Quote the records in full and leave their pictures out.

-- Begin THE RECORDS --

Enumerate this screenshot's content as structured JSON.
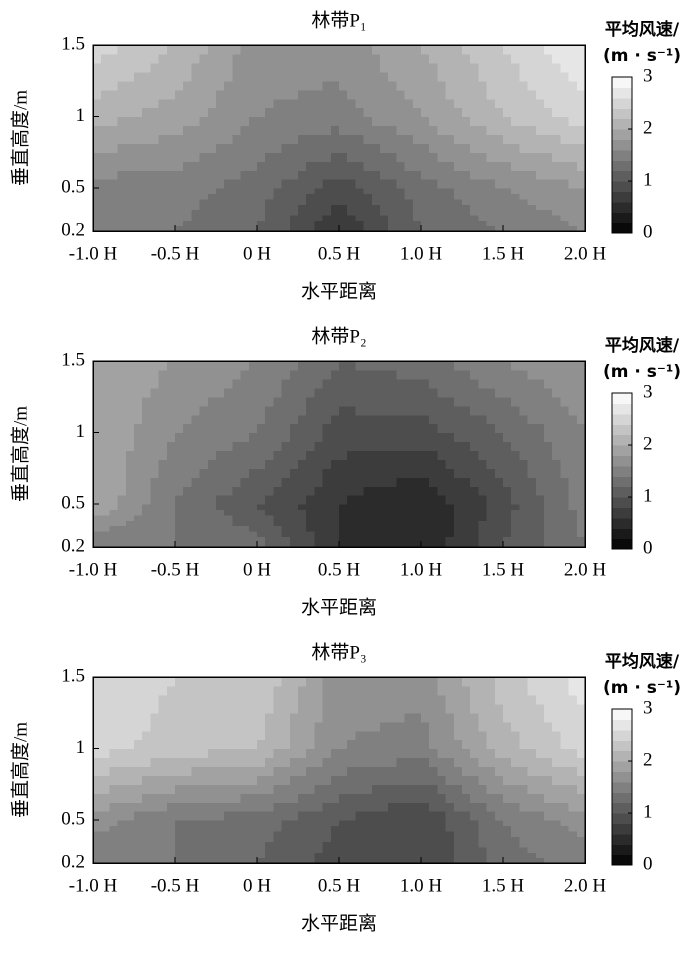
{
  "chart_data": [
    {
      "type": "contour",
      "title": "林带P₁",
      "xlabel": "水平距离",
      "ylabel": "垂直高度/m",
      "x": [
        -1,
        -0.5,
        0,
        0.5,
        1,
        1.5,
        2
      ],
      "y": [
        0.2,
        0.5,
        1,
        1.5
      ],
      "z": [
        [
          1.4,
          1.4,
          1.2,
          0.6,
          1.2,
          1.4,
          1.6
        ],
        [
          1.5,
          1.5,
          1.3,
          0.9,
          1.3,
          1.6,
          1.8
        ],
        [
          2.1,
          1.9,
          1.6,
          1.5,
          1.8,
          2.2,
          2.5
        ],
        [
          2.5,
          2.2,
          1.7,
          1.7,
          2.0,
          2.4,
          2.8
        ]
      ],
      "xlim": [
        -1,
        2
      ],
      "ylim": [
        0.2,
        1.5
      ],
      "xticks": [
        {
          "value": -1,
          "label": "-1.0 H"
        },
        {
          "value": -0.5,
          "label": "-0.5 H"
        },
        {
          "value": 0,
          "label": "0 H"
        },
        {
          "value": 0.5,
          "label": "0.5 H"
        },
        {
          "value": 1,
          "label": "1.0 H"
        },
        {
          "value": 1.5,
          "label": "1.5 H"
        },
        {
          "value": 2,
          "label": "2.0 H"
        }
      ],
      "yticks": [
        0.2,
        0.5,
        1,
        1.5
      ],
      "colorbar": {
        "label": [
          "平均风速/",
          "(m · s⁻¹)"
        ],
        "clim": [
          0,
          3
        ],
        "ticks": [
          0,
          1,
          2,
          3
        ]
      }
    },
    {
      "type": "contour",
      "title": "林带P₂",
      "xlabel": "水平距离",
      "ylabel": "垂直高度/m",
      "x": [
        -1,
        -0.5,
        0,
        0.5,
        1,
        1.5,
        2
      ],
      "y": [
        0.2,
        0.5,
        1,
        1.5
      ],
      "z": [
        [
          1.4,
          1.4,
          1.3,
          0.6,
          0.4,
          1.0,
          1.4
        ],
        [
          2.0,
          1.4,
          1.0,
          0.6,
          0.4,
          0.9,
          1.5
        ],
        [
          2.0,
          1.6,
          1.4,
          0.9,
          0.9,
          1.2,
          1.6
        ],
        [
          2.0,
          1.8,
          1.6,
          1.2,
          1.3,
          1.6,
          1.8
        ]
      ],
      "xlim": [
        -1,
        2
      ],
      "ylim": [
        0.2,
        1.5
      ],
      "xticks": [
        {
          "value": -1,
          "label": "-1.0 H"
        },
        {
          "value": -0.5,
          "label": "-0.5 H"
        },
        {
          "value": 0,
          "label": "0 H"
        },
        {
          "value": 0.5,
          "label": "0.5 H"
        },
        {
          "value": 1,
          "label": "1.0 H"
        },
        {
          "value": 1.5,
          "label": "1.5 H"
        },
        {
          "value": 2,
          "label": "2.0 H"
        }
      ],
      "yticks": [
        0.2,
        0.5,
        1,
        1.5
      ],
      "colorbar": {
        "label": [
          "平均风速/",
          "(m · s⁻¹)"
        ],
        "clim": [
          0,
          3
        ],
        "ticks": [
          0,
          1,
          2,
          3
        ]
      }
    },
    {
      "type": "contour",
      "title": "林带P₃",
      "xlabel": "水平距离",
      "ylabel": "垂直高度/m",
      "x": [
        -1,
        -0.5,
        0,
        0.5,
        1,
        1.5,
        2
      ],
      "y": [
        0.2,
        0.5,
        1,
        1.5
      ],
      "z": [
        [
          1.4,
          1.4,
          1.2,
          0.9,
          0.8,
          1.3,
          1.5
        ],
        [
          1.7,
          1.4,
          1.3,
          1.0,
          0.8,
          1.4,
          1.7
        ],
        [
          2.5,
          2.3,
          2.2,
          1.6,
          1.5,
          2.1,
          2.5
        ],
        [
          2.6,
          2.4,
          2.4,
          1.7,
          1.7,
          2.3,
          2.7
        ]
      ],
      "xlim": [
        -1,
        2
      ],
      "ylim": [
        0.2,
        1.5
      ],
      "xticks": [
        {
          "value": -1,
          "label": "-1.0 H"
        },
        {
          "value": -0.5,
          "label": "-0.5 H"
        },
        {
          "value": 0,
          "label": "0 H"
        },
        {
          "value": 0.5,
          "label": "0.5 H"
        },
        {
          "value": 1,
          "label": "1.0 H"
        },
        {
          "value": 1.5,
          "label": "1.5 H"
        },
        {
          "value": 2,
          "label": "2.0 H"
        }
      ],
      "yticks": [
        0.2,
        0.5,
        1,
        1.5
      ],
      "colorbar": {
        "label": [
          "平均风速/",
          "(m · s⁻¹)"
        ],
        "clim": [
          0,
          3
        ],
        "ticks": [
          0,
          1,
          2,
          3
        ]
      }
    }
  ]
}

-- End THE RECORDS --

§ TASK OUTPUT
Enumerate this screenshot's content as structured JSON.
{
  "chart_data": [
    {
      "type": "contour",
      "title": "林带P₁",
      "xlabel": "水平距离",
      "ylabel": "垂直高度/m",
      "x": [
        -1,
        -0.5,
        0,
        0.5,
        1,
        1.5,
        2
      ],
      "y": [
        0.2,
        0.5,
        1,
        1.5
      ],
      "z": [
        [
          1.4,
          1.4,
          1.2,
          0.6,
          1.2,
          1.4,
          1.6
        ],
        [
          1.5,
          1.5,
          1.3,
          0.9,
          1.3,
          1.6,
          1.8
        ],
        [
          2.1,
          1.9,
          1.6,
          1.5,
          1.8,
          2.2,
          2.5
        ],
        [
          2.5,
          2.2,
          1.7,
          1.7,
          2.0,
          2.4,
          2.8
        ]
      ],
      "xlim": [
        -1,
        2
      ],
      "ylim": [
        0.2,
        1.5
      ],
      "xticks": [
        {
          "value": -1,
          "label": "-1.0 H"
        },
        {
          "value": -0.5,
          "label": "-0.5 H"
        },
        {
          "value": 0,
          "label": "0 H"
        },
        {
          "value": 0.5,
          "label": "0.5 H"
        },
        {
          "value": 1,
          "label": "1.0 H"
        },
        {
          "value": 1.5,
          "label": "1.5 H"
        },
        {
          "value": 2,
          "label": "2.0 H"
        }
      ],
      "yticks": [
        0.2,
        0.5,
        1,
        1.5
      ],
      "colorbar": {
        "label": [
          "平均风速/",
          "(m · s⁻¹)"
        ],
        "clim": [
          0,
          3
        ],
        "ticks": [
          0,
          1,
          2,
          3
        ]
      }
    },
    {
      "type": "contour",
      "title": "林带P₂",
      "xlabel": "水平距离",
      "ylabel": "垂直高度/m",
      "x": [
        -1,
        -0.5,
        0,
        0.5,
        1,
        1.5,
        2
      ],
      "y": [
        0.2,
        0.5,
        1,
        1.5
      ],
      "z": [
        [
          1.4,
          1.4,
          1.3,
          0.6,
          0.4,
          1.0,
          1.4
        ],
        [
          2.0,
          1.4,
          1.0,
          0.6,
          0.4,
          0.9,
          1.5
        ],
        [
          2.0,
          1.6,
          1.4,
          0.9,
          0.9,
          1.2,
          1.6
        ],
        [
          2.0,
          1.8,
          1.6,
          1.2,
          1.3,
          1.6,
          1.8
        ]
      ],
      "xlim": [
        -1,
        2
      ],
      "ylim": [
        0.2,
        1.5
      ],
      "xticks": [
        {
          "value": -1,
          "label": "-1.0 H"
        },
        {
          "value": -0.5,
          "label": "-0.5 H"
        },
        {
          "value": 0,
          "label": "0 H"
        },
        {
          "value": 0.5,
          "label": "0.5 H"
        },
        {
          "value": 1,
          "label": "1.0 H"
        },
        {
          "value": 1.5,
          "label": "1.5 H"
        },
        {
          "value": 2,
          "label": "2.0 H"
        }
      ],
      "yticks": [
        0.2,
        0.5,
        1,
        1.5
      ],
      "colorbar": {
        "label": [
          "平均风速/",
          "(m · s⁻¹)"
        ],
        "clim": [
          0,
          3
        ],
        "ticks": [
          0,
          1,
          2,
          3
        ]
      }
    },
    {
      "type": "contour",
      "title": "林带P₃",
      "xlabel": "水平距离",
      "ylabel": "垂直高度/m",
      "x": [
        -1,
        -0.5,
        0,
        0.5,
        1,
        1.5,
        2
      ],
      "y": [
        0.2,
        0.5,
        1,
        1.5
      ],
      "z": [
        [
          1.4,
          1.4,
          1.2,
          0.9,
          0.8,
          1.3,
          1.5
        ],
        [
          1.7,
          1.4,
          1.3,
          1.0,
          0.8,
          1.4,
          1.7
        ],
        [
          2.5,
          2.3,
          2.2,
          1.6,
          1.5,
          2.1,
          2.5
        ],
        [
          2.6,
          2.4,
          2.4,
          1.7,
          1.7,
          2.3,
          2.7
        ]
      ],
      "xlim": [
        -1,
        2
      ],
      "ylim": [
        0.2,
        1.5
      ],
      "xticks": [
        {
          "value": -1,
          "label": "-1.0 H"
        },
        {
          "value": -0.5,
          "label": "-0.5 H"
        },
        {
          "value": 0,
          "label": "0 H"
        },
        {
          "value": 0.5,
          "label": "0.5 H"
        },
        {
          "value": 1,
          "label": "1.0 H"
        },
        {
          "value": 1.5,
          "label": "1.5 H"
        },
        {
          "value": 2,
          "label": "2.0 H"
        }
      ],
      "yticks": [
        0.2,
        0.5,
        1,
        1.5
      ],
      "colorbar": {
        "label": [
          "平均风速/",
          "(m · s⁻¹)"
        ],
        "clim": [
          0,
          3
        ],
        "ticks": [
          0,
          1,
          2,
          3
        ]
      }
    }
  ]
}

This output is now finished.